Extracted records:
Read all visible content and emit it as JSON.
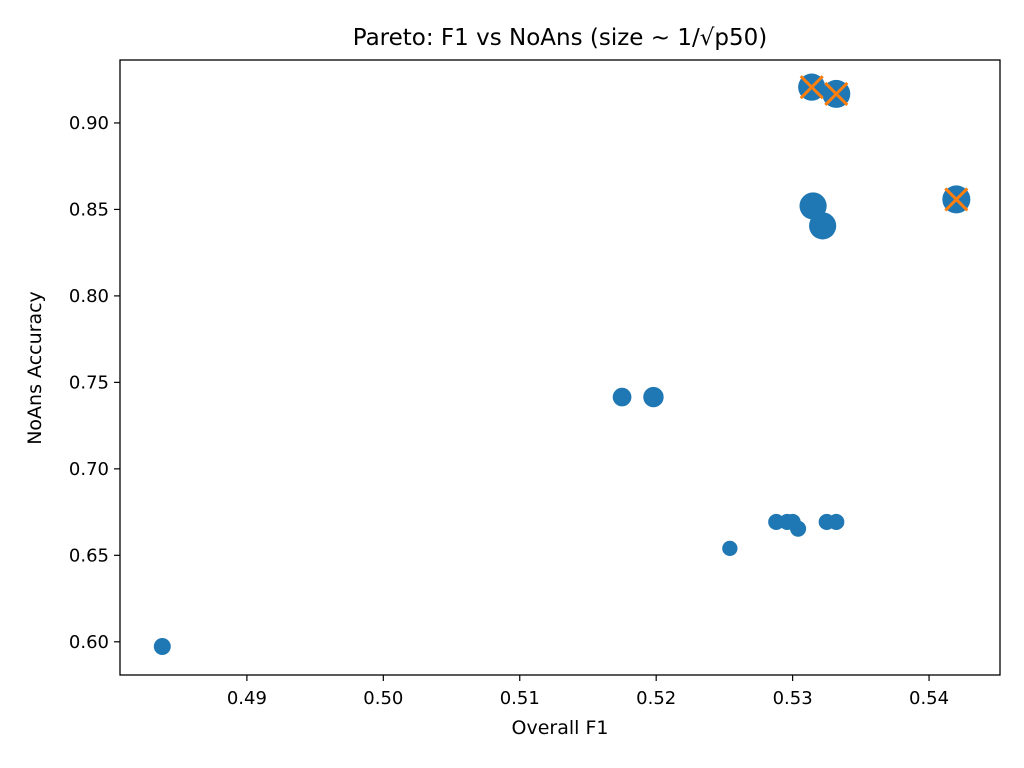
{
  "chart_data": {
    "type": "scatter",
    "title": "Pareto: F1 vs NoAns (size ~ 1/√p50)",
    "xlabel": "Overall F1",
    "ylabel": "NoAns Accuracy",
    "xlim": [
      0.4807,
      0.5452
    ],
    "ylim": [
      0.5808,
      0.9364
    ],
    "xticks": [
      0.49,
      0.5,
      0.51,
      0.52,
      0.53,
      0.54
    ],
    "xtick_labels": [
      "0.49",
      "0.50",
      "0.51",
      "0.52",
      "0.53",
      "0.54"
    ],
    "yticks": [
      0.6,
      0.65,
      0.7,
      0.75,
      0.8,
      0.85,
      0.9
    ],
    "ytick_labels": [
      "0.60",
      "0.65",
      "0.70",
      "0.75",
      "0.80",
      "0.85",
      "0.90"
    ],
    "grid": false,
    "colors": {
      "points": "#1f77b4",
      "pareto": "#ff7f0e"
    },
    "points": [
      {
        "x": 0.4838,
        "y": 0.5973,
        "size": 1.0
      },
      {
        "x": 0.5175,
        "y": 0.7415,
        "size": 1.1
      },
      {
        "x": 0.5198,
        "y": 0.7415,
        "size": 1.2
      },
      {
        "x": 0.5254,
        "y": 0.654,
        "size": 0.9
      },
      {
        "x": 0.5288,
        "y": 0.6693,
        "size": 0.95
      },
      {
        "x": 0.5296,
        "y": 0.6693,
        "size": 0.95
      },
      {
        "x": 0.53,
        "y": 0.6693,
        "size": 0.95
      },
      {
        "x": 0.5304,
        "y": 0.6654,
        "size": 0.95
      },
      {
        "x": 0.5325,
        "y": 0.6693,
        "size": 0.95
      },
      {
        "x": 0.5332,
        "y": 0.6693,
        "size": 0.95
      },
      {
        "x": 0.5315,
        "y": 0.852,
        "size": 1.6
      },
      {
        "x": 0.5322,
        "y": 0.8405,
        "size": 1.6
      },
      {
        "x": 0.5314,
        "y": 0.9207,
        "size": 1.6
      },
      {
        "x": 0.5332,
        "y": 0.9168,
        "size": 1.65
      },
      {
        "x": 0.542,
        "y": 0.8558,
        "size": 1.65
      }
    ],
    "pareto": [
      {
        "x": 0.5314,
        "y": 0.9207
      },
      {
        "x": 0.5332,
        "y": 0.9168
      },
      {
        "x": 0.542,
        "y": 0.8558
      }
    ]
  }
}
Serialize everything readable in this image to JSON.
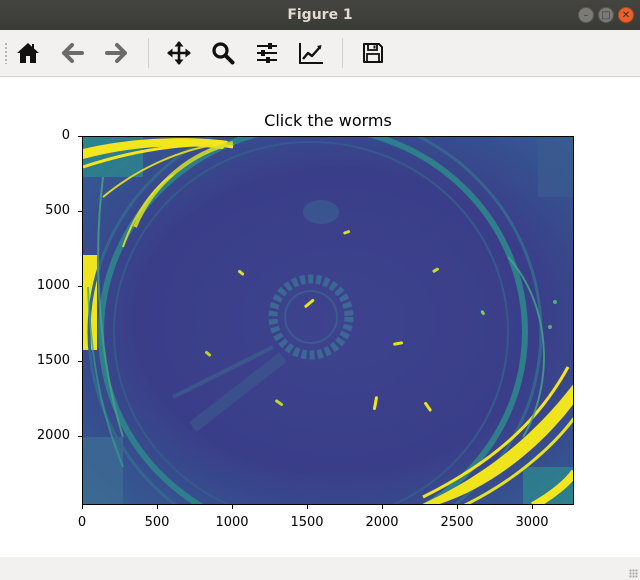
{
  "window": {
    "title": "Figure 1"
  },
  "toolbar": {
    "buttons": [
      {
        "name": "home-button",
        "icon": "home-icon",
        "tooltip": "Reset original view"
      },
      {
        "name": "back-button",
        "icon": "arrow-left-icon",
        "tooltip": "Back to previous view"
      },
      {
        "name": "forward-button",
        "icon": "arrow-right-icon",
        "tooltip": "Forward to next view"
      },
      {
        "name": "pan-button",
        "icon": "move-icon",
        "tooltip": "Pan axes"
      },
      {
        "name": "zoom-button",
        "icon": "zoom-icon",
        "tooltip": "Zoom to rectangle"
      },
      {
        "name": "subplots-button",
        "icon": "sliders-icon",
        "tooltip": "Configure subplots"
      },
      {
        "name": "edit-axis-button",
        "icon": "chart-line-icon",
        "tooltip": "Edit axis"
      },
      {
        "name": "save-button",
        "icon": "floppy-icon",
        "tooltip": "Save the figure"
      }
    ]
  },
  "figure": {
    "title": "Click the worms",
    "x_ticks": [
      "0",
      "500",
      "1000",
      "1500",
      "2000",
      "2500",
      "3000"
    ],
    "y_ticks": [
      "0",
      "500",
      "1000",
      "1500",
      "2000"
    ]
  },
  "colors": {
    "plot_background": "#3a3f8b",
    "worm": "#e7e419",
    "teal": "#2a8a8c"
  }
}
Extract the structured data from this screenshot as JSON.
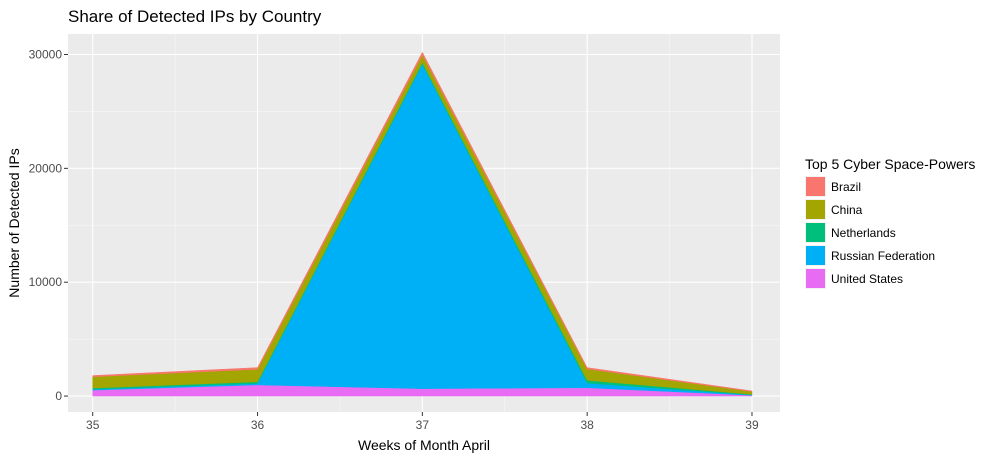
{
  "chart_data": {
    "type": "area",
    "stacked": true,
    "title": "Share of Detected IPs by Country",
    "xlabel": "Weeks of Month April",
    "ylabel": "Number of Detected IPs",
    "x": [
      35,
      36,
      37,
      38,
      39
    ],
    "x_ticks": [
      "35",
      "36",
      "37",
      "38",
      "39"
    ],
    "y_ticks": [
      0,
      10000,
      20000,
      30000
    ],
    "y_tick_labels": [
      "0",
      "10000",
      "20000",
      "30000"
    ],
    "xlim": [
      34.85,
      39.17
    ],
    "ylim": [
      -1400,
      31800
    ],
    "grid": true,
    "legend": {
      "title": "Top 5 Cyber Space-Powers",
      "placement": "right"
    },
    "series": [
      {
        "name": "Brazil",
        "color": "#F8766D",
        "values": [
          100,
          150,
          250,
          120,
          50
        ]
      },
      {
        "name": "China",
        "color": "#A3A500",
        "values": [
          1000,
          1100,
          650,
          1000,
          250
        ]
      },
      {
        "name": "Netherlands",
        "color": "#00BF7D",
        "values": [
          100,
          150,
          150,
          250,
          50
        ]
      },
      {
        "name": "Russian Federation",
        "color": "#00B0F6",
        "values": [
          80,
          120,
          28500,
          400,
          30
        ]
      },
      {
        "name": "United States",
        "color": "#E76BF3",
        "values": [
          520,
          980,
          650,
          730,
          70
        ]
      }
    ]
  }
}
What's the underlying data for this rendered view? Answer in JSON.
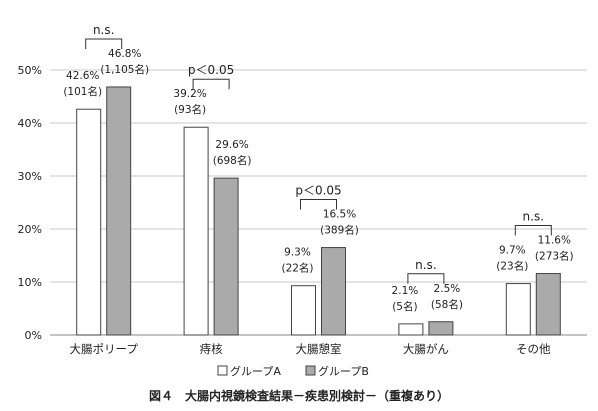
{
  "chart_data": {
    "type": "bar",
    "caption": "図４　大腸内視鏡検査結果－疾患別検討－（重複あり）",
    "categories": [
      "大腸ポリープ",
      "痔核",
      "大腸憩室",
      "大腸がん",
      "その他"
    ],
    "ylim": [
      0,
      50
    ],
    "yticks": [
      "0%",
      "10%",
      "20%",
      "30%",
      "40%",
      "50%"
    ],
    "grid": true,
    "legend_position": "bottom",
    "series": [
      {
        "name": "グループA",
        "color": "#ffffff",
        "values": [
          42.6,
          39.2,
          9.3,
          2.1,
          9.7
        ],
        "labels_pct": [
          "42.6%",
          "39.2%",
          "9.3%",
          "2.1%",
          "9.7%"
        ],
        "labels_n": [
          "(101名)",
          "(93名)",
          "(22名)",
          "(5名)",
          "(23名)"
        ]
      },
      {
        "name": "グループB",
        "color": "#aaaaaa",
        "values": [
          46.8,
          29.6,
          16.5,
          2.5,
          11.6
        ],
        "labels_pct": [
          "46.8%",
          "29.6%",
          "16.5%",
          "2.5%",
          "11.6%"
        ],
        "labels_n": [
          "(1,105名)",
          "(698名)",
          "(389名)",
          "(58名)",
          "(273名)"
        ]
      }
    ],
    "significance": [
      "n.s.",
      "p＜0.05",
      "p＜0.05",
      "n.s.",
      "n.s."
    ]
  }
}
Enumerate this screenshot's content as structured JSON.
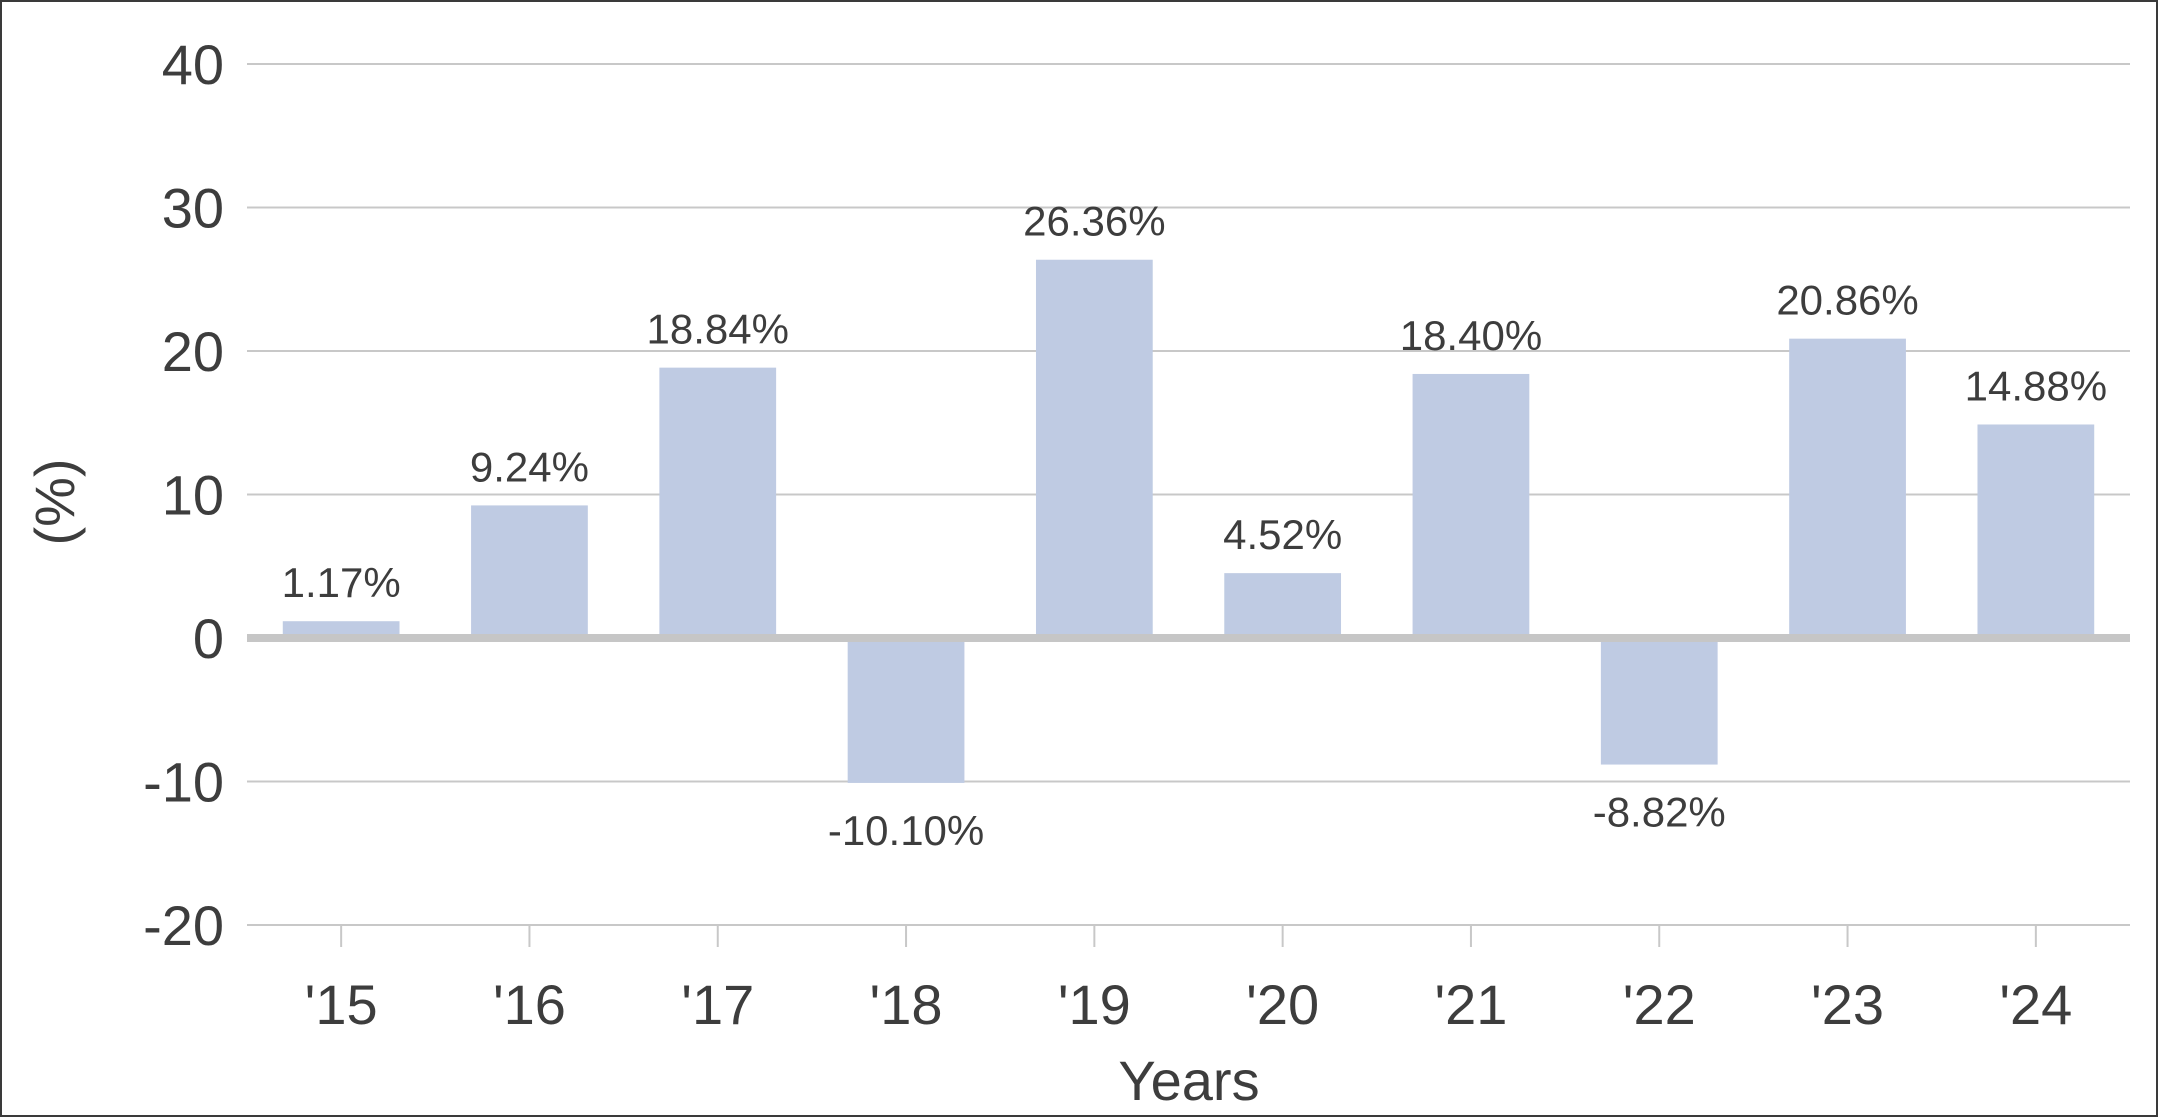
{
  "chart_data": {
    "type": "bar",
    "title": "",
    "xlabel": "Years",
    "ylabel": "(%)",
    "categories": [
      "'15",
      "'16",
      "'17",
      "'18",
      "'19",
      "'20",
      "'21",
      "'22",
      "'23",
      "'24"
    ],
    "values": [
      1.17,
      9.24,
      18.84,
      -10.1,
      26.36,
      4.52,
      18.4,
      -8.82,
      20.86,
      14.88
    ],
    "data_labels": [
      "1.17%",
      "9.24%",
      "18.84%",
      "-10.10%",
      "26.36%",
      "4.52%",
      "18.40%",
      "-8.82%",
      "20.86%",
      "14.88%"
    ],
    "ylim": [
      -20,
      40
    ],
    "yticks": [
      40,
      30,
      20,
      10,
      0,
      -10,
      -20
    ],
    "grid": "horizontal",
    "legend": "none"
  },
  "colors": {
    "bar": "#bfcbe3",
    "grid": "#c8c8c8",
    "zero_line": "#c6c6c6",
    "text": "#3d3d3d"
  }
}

Exercise objective: Extract every line containing the string "grid" from the material.

Exercise output:
    "grid": false,
    "grid": true,
    "grid": true,
    "grid": "horizontal",
    "grid": "#c8c8c8",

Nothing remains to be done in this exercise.